┌─ PROVIDED DATA

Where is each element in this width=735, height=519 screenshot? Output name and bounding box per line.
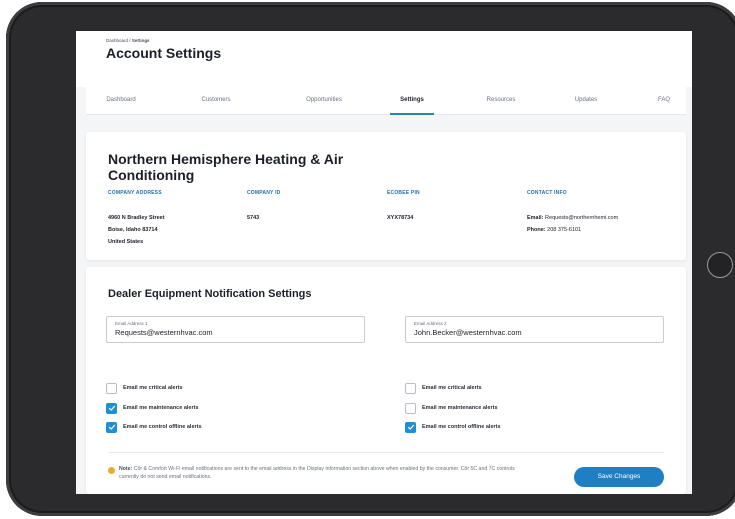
breadcrumb-current: Settings: [131, 38, 150, 43]
checkmark-icon: [108, 405, 115, 411]
contact-phone-row: Phone: 208 375-6101: [527, 224, 618, 236]
company-address-section: COMPANY ADDRESS 4960 N Bradley Street Bo…: [108, 190, 165, 248]
info-dot-icon: [108, 467, 115, 474]
note-label: Note:: [119, 466, 133, 472]
notification-note: Note: Côr & Comfort Wi-Fi email notifica…: [119, 465, 519, 481]
company-address-label: COMPANY ADDRESS: [108, 190, 162, 196]
email-address-2-field[interactable]: Email Address 2 John.Becker@westernhvac.…: [405, 316, 664, 343]
company-info-card: Northern Hemisphere Heating & Air Condit…: [86, 132, 686, 260]
tab-customers[interactable]: Customers: [176, 87, 256, 115]
email2-offline-alerts-label: Email me control offline alerts: [422, 424, 501, 430]
email2-critical-alerts-checkbox[interactable]: [405, 382, 416, 394]
ecobee-pin-section: ECOBEE PIN XYX78734: [387, 190, 420, 224]
breadcrumb-separator: /: [129, 38, 131, 43]
email1-offline-alerts-option[interactable]: Email me control offline alerts: [106, 421, 202, 433]
company-id-label: COMPANY ID: [247, 190, 281, 196]
breadcrumb: Dashboard / Settings: [106, 38, 150, 43]
address-line-3: United States: [108, 239, 144, 245]
company-address-value: 4960 N Bradley Street Boise, Idaho 83714…: [108, 212, 165, 248]
contact-phone-label: Phone:: [527, 227, 546, 233]
company-id-value: 5743: [247, 215, 260, 221]
tablet-frame: Dashboard / Settings Account Settings Da…: [6, 2, 735, 516]
section-divider: [108, 452, 664, 453]
breadcrumb-dashboard-link[interactable]: Dashboard: [106, 38, 128, 43]
email1-maintenance-alerts-checkbox[interactable]: [106, 402, 117, 414]
contact-info-value: Email: Requests@northernhemi.com Phone: …: [527, 212, 618, 236]
email-address-2-label: Email Address 2: [414, 321, 447, 326]
email2-critical-alerts-option[interactable]: Email me critical alerts: [405, 382, 482, 394]
email2-maintenance-alerts-label: Email me maintenance alerts: [422, 405, 498, 411]
email1-maintenance-alerts-label: Email me maintenance alerts: [123, 405, 199, 411]
email2-critical-alerts-label: Email me critical alerts: [422, 385, 482, 391]
email2-maintenance-alerts-option[interactable]: Email me maintenance alerts: [405, 402, 498, 414]
notification-settings-card: Dealer Equipment Notification Settings E…: [86, 267, 686, 494]
tab-settings[interactable]: Settings: [390, 87, 434, 115]
notification-settings-title: Dealer Equipment Notification Settings: [108, 288, 312, 300]
email2-maintenance-alerts-checkbox[interactable]: [405, 402, 416, 414]
contact-phone-value: 208 375-6101: [547, 227, 582, 233]
email2-offline-alerts-checkbox[interactable]: [405, 421, 416, 433]
tab-opportunities[interactable]: Opportunities: [279, 87, 369, 115]
tab-faq[interactable]: FAQ: [646, 87, 682, 115]
email-address-2-input[interactable]: John.Becker@westernhvac.com: [414, 328, 522, 337]
email1-critical-alerts-label: Email me critical alerts: [123, 385, 183, 391]
company-id-section: COMPANY ID 5743: [247, 190, 280, 224]
contact-email-row: Email: Requests@northernhemi.com: [527, 212, 618, 224]
main-nav: Dashboard Customers Opportunities Settin…: [86, 87, 686, 115]
note-body: Côr & Comfort Wi-Fi email notifications …: [119, 466, 515, 480]
email1-offline-alerts-label: Email me control offline alerts: [123, 424, 202, 430]
checkmark-icon: [407, 424, 414, 430]
email1-offline-alerts-checkbox[interactable]: [106, 421, 117, 433]
page-title: Account Settings: [106, 45, 222, 61]
checkmark-icon: [108, 424, 115, 430]
address-line-2: Boise, Idaho 83714: [108, 227, 158, 233]
company-name: Northern Hemisphere Heating & Air Condit…: [108, 151, 344, 183]
page-header: Dashboard / Settings Account Settings: [76, 31, 692, 87]
contact-info-label: CONTACT INFO: [527, 190, 567, 196]
email1-maintenance-alerts-option[interactable]: Email me maintenance alerts: [106, 402, 199, 414]
contact-email-value[interactable]: Requests@northernhemi.com: [545, 215, 618, 221]
save-changes-button[interactable]: Save Changes: [574, 467, 664, 487]
contact-info-section: CONTACT INFO Email: Requests@northernhem…: [527, 190, 618, 236]
email1-critical-alerts-checkbox[interactable]: [106, 382, 117, 394]
email-address-1-input[interactable]: Requests@westernhvac.com: [115, 328, 213, 337]
email-address-1-label: Email Address 1: [115, 321, 148, 326]
contact-email-label: Email:: [527, 215, 544, 221]
email2-offline-alerts-option[interactable]: Email me control offline alerts: [405, 421, 501, 433]
email-address-1-field[interactable]: Email Address 1 Requests@westernhvac.com: [106, 316, 365, 343]
tab-resources[interactable]: Resources: [466, 87, 536, 115]
tab-dashboard[interactable]: Dashboard: [86, 87, 156, 115]
address-line-1: 4960 N Bradley Street: [108, 215, 165, 221]
ecobee-pin-value: XYX78734: [387, 215, 414, 221]
home-button[interactable]: [707, 252, 733, 278]
tab-updates[interactable]: Updates: [556, 87, 616, 115]
ecobee-pin-label: ECOBEE PIN: [387, 190, 420, 196]
app-screen: Dashboard / Settings Account Settings Da…: [76, 31, 692, 494]
email1-critical-alerts-option[interactable]: Email me critical alerts: [106, 382, 183, 394]
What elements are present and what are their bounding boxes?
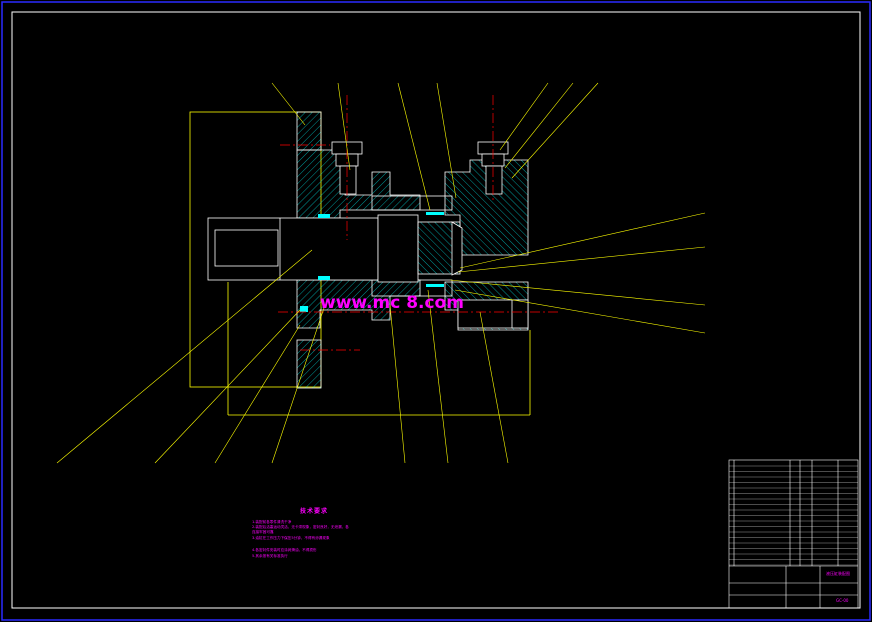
title-block-rows bbox=[729, 465, 858, 566]
title-block bbox=[728, 459, 859, 609]
note-line: 3.油缸在工作压力下保压5分钟，不得有渗漏现象 bbox=[252, 536, 330, 540]
notes-title: 技术要求 bbox=[300, 508, 329, 515]
drawing-number: GC-00 bbox=[836, 598, 849, 603]
note-line: 2.装配后活塞运动灵活，无卡滞现象，密封良好，无泄漏，各 bbox=[252, 525, 349, 529]
watermark: www.mc 8.com bbox=[320, 293, 464, 313]
note-line: 1.装配前各零件清洗干净 bbox=[252, 520, 292, 524]
note-line: 5.其余按有关标准执行 bbox=[252, 554, 288, 558]
note-line: 连接牢固可靠 bbox=[252, 530, 274, 534]
note-line: 4.各密封件安装时应涂润滑油，不得损伤 bbox=[252, 548, 317, 552]
title-block-name: 液压缸装配图 bbox=[826, 571, 850, 576]
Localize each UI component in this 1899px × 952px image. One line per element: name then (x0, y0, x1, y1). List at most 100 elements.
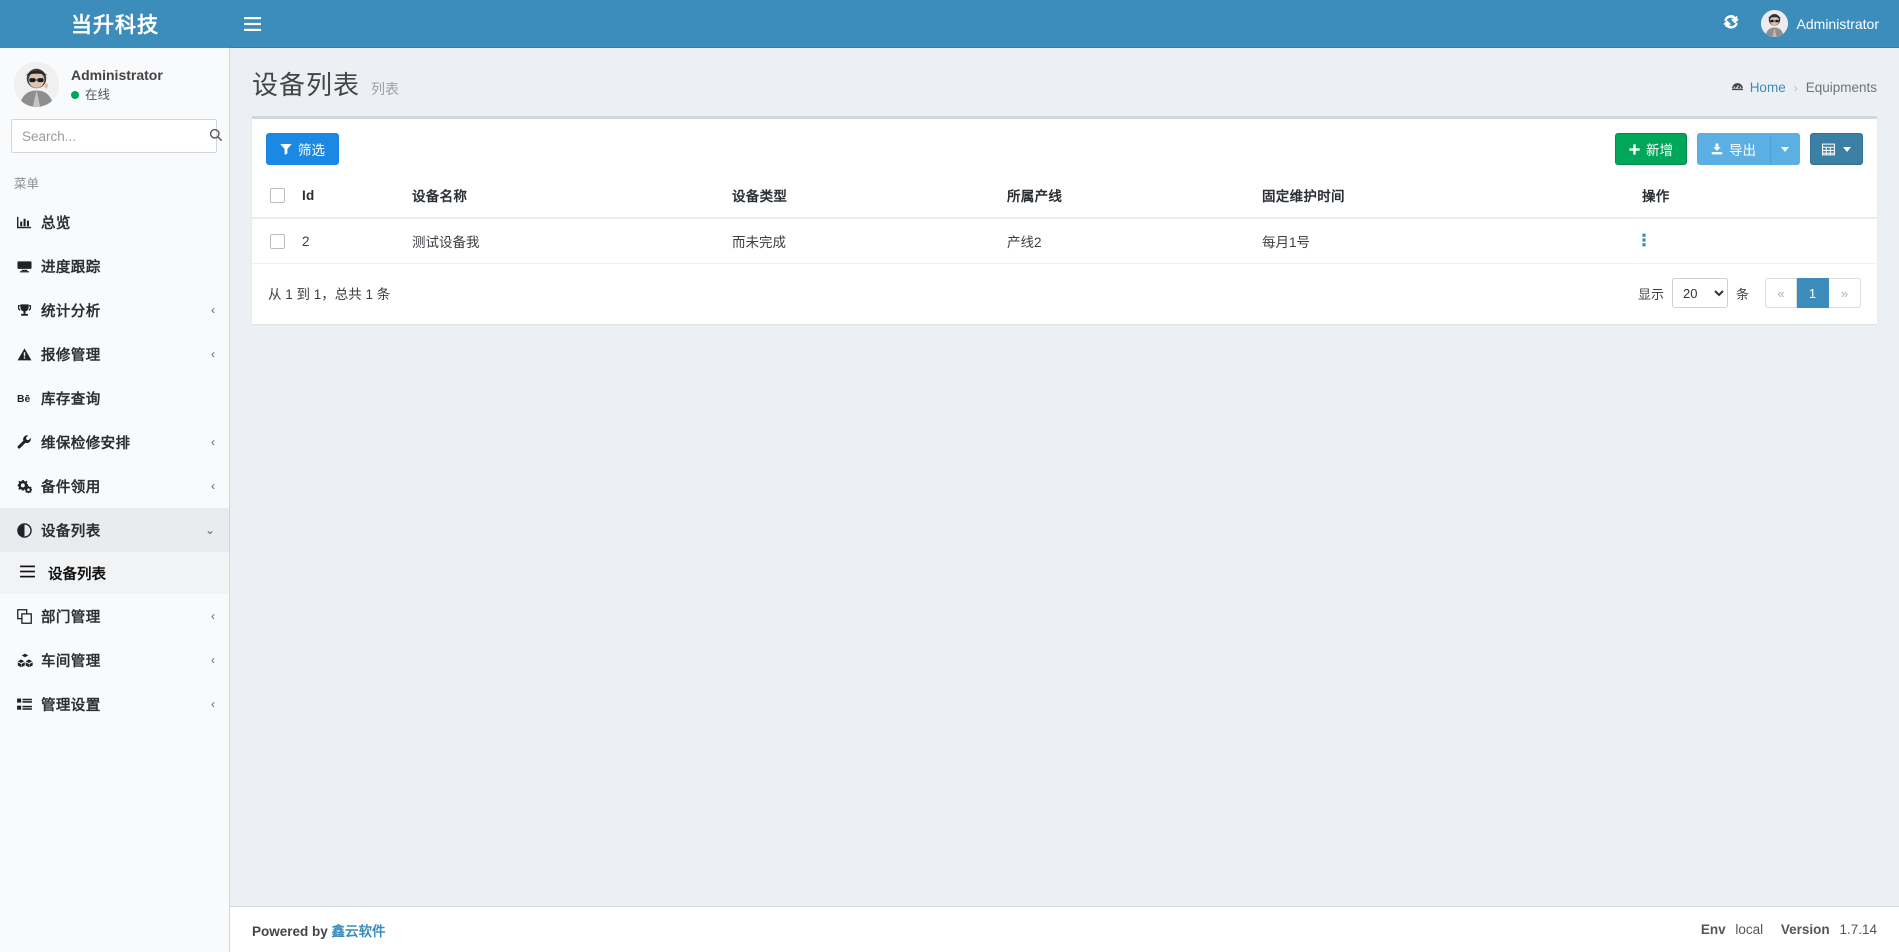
page-footer: Powered by 鑫云软件 Env local Version 1.7.14 (230, 906, 1899, 952)
sidebar-item-label: 统计分析 (41, 300, 201, 321)
user-menu-button[interactable]: Administrator (1751, 0, 1885, 48)
table-head: Id 设备名称 设备类型 所属产线 固定维护时间 操作 (252, 175, 1877, 218)
search-icon (209, 128, 223, 145)
row-checkbox[interactable] (270, 234, 285, 249)
breadcrumb-item-home[interactable]: Home (1731, 80, 1786, 95)
sidebar-item-label: 车间管理 (41, 650, 201, 671)
chevron-left-icon: ‹ (201, 697, 215, 711)
online-status-dot-icon (71, 91, 79, 99)
sidebar-item-repair-management[interactable]: 报修管理 ‹ (0, 332, 229, 376)
svg-text:Bē: Bē (17, 394, 30, 405)
top-header: 当升科技 (0, 0, 1899, 48)
version-value: 1.7.14 (1839, 922, 1877, 937)
cubes-icon (17, 653, 41, 668)
bars-icon (20, 565, 48, 582)
sidebar-search (0, 119, 229, 153)
cell-maintenance-time: 每月1号 (1254, 218, 1634, 264)
sidebar-subitem-equipment-list[interactable]: 设备列表 (0, 552, 229, 594)
sidebar-user-name: Administrator (71, 65, 163, 86)
sidebar-user-status-label: 在线 (85, 86, 110, 105)
chevron-left-icon: ‹ (201, 479, 215, 493)
column-header-line[interactable]: 所属产线 (999, 175, 1254, 218)
kebab-menu-icon[interactable] (1642, 232, 1646, 251)
navbar-right: Administrator (1711, 0, 1899, 48)
cell-type: 而未完成 (724, 218, 999, 264)
chevron-left-icon: ‹ (201, 609, 215, 623)
sidebar-item-overview[interactable]: 总览 (0, 200, 229, 244)
sidebar-item-department-management[interactable]: 部门管理 ‹ (0, 594, 229, 638)
powered-by: Powered by 鑫云软件 (252, 920, 386, 940)
next-page-button[interactable]: » (1829, 278, 1861, 308)
warning-icon (17, 347, 41, 362)
desktop-icon (17, 259, 41, 274)
sidebar-user-info: Administrator 在线 (71, 65, 163, 105)
bar-chart-icon (17, 215, 41, 230)
clone-icon (17, 609, 41, 624)
trophy-icon (17, 303, 41, 318)
adjust-icon (17, 523, 41, 538)
refresh-icon (1722, 13, 1740, 34)
column-header-id[interactable]: Id (294, 175, 404, 218)
search-button[interactable] (209, 120, 223, 152)
filter-button-label: 筛选 (298, 139, 325, 159)
page-size-prefix-label: 显示 (1638, 284, 1664, 303)
caret-down-icon (1781, 147, 1789, 152)
sidebar-item-progress-tracking[interactable]: 进度跟踪 (0, 244, 229, 288)
list-icon (17, 698, 41, 711)
page-button-1[interactable]: 1 (1797, 278, 1829, 308)
page-title: 设备列表 (252, 65, 360, 102)
sidebar-user-status: 在线 (71, 86, 163, 105)
filter-button[interactable]: 筛选 (266, 133, 339, 165)
table-row[interactable]: 2 测试设备我 而未完成 产线2 每月1号 (252, 218, 1877, 264)
sidebar-item-label: 备件领用 (41, 476, 201, 497)
export-button-label: 导出 (1729, 139, 1756, 159)
sidebar: Administrator 在线 菜单 (0, 48, 230, 952)
sidebar-item-equipments[interactable]: 设备列表 ⌄ (0, 508, 229, 552)
cell-line: 产线2 (999, 218, 1254, 264)
sidebar-item-inventory-query[interactable]: Bē 库存查询 (0, 376, 229, 420)
sidebar-item-maintenance-schedule[interactable]: 维保检修安排 ‹ (0, 420, 229, 464)
caret-down-icon (1843, 147, 1851, 152)
powered-by-link[interactable]: 鑫云软件 (332, 924, 386, 939)
sidebar-item-label: 库存查询 (41, 388, 201, 409)
select-all-checkbox[interactable] (270, 188, 285, 203)
search-input[interactable] (12, 129, 209, 144)
powered-by-prefix: Powered by (252, 924, 328, 939)
refresh-button[interactable] (1711, 0, 1751, 48)
sidebar-item-admin-settings[interactable]: 管理设置 ‹ (0, 682, 229, 726)
sidebar-item-statistics[interactable]: 统计分析 ‹ (0, 288, 229, 332)
breadcrumb-item-equipments: Equipments (1806, 80, 1877, 95)
export-button[interactable]: 导出 (1697, 133, 1770, 165)
row-select-cell (252, 218, 294, 264)
page-size-select[interactable]: 20 50 100 (1672, 278, 1728, 308)
sidebar-item-label: 部门管理 (41, 606, 201, 627)
sidebar-item-label: 设备列表 (41, 520, 201, 541)
breadcrumb-label: Home (1750, 80, 1786, 95)
export-dropdown-toggle[interactable] (1770, 133, 1800, 165)
chevron-left-icon: ‹ (201, 435, 215, 449)
column-header-type[interactable]: 设备类型 (724, 175, 999, 218)
breadcrumb-separator: › (1794, 81, 1798, 95)
prev-page-button[interactable]: « (1765, 278, 1797, 308)
sidebar-subitem-label: 设备列表 (48, 563, 106, 584)
sidebar-toggle-button[interactable] (230, 0, 274, 48)
column-header-select-all (252, 175, 294, 218)
columns-dropdown-button[interactable] (1810, 133, 1863, 165)
page-heading: 设备列表 列表 (252, 65, 399, 102)
content-header: 设备列表 列表 Home › Equipments (230, 48, 1899, 116)
sidebar-user-panel: Administrator 在线 (0, 48, 229, 119)
sidebar-item-spare-parts[interactable]: 备件领用 ‹ (0, 464, 229, 508)
sidebar-item-label: 管理设置 (41, 694, 201, 715)
column-header-maintenance-time[interactable]: 固定维护时间 (1254, 175, 1634, 218)
sidebar-item-label: 报修管理 (41, 344, 201, 365)
sidebar-item-workshop-management[interactable]: 车间管理 ‹ (0, 638, 229, 682)
cell-name: 测试设备我 (404, 218, 724, 264)
funnel-icon (280, 143, 292, 155)
column-header-name[interactable]: 设备名称 (404, 175, 724, 218)
plus-icon (1629, 144, 1640, 155)
breadcrumb: Home › Equipments (1731, 80, 1877, 95)
add-button[interactable]: 新增 (1615, 133, 1687, 165)
chevron-left-icon: ‹ (201, 653, 215, 667)
page-buttons: « 1 » (1765, 278, 1861, 308)
brand-logo[interactable]: 当升科技 (0, 0, 230, 48)
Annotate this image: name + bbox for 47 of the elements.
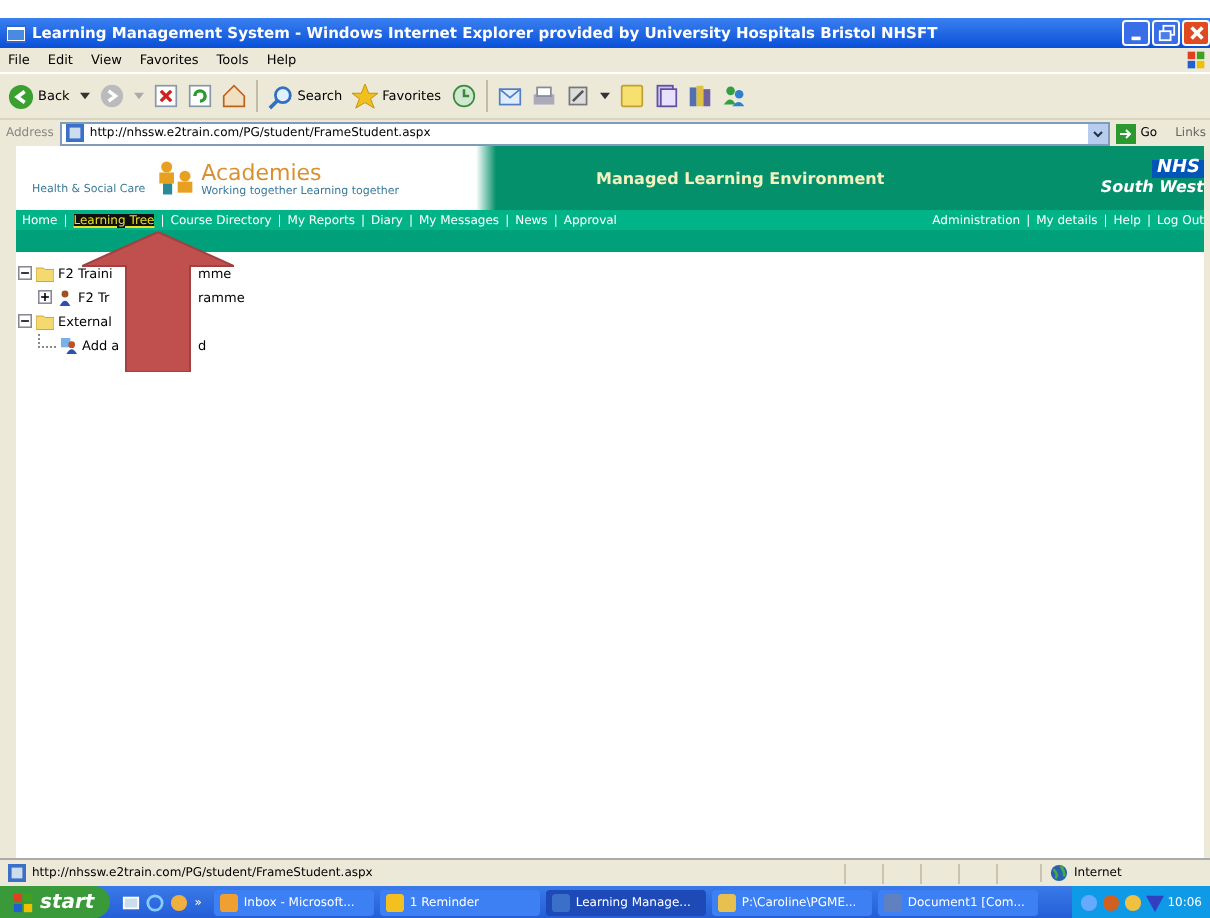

└─

CHALLENGE:
Repeat, word for word, everything from the line containing "title-block-rows bbox=[729, 465, 858, 566]" down to the line containing "Localize each UI", with both of those lines included.

RESPONSE TO THIS TASK:
title-block-rows bbox=[729, 465, 858, 566]
title-block bbox=[728, 459, 859, 609]
note-line: 3.油缸在工作压力下保压5分钟，不得有渗漏现象 bbox=[252, 536, 330, 540]
notes-title: 技术要求 bbox=[300, 508, 329, 515]
drawing-number: GC-00 bbox=[836, 598, 849, 603]
note-line: 2.装配后活塞运动灵活，无卡滞现象，密封良好，无泄漏，各 bbox=[252, 525, 349, 529]
watermark: www.mc 8.com bbox=[320, 293, 464, 313]
note-line: 1.装配前各零件清洗干净 bbox=[252, 520, 292, 524]
note-line: 5.其余按有关标准执行 bbox=[252, 554, 288, 558]
note-line: 连接牢固可靠 bbox=[252, 530, 274, 534]
note-line: 4.各密封件安装时应涂润滑油，不得损伤 bbox=[252, 548, 317, 552]
title-block-name: 液压缸装配图 bbox=[826, 571, 850, 576]
Localize each UI component in this 1899px × 952px image. One line per element: name then (x0, y0, x1, y1). List at most 100 elements.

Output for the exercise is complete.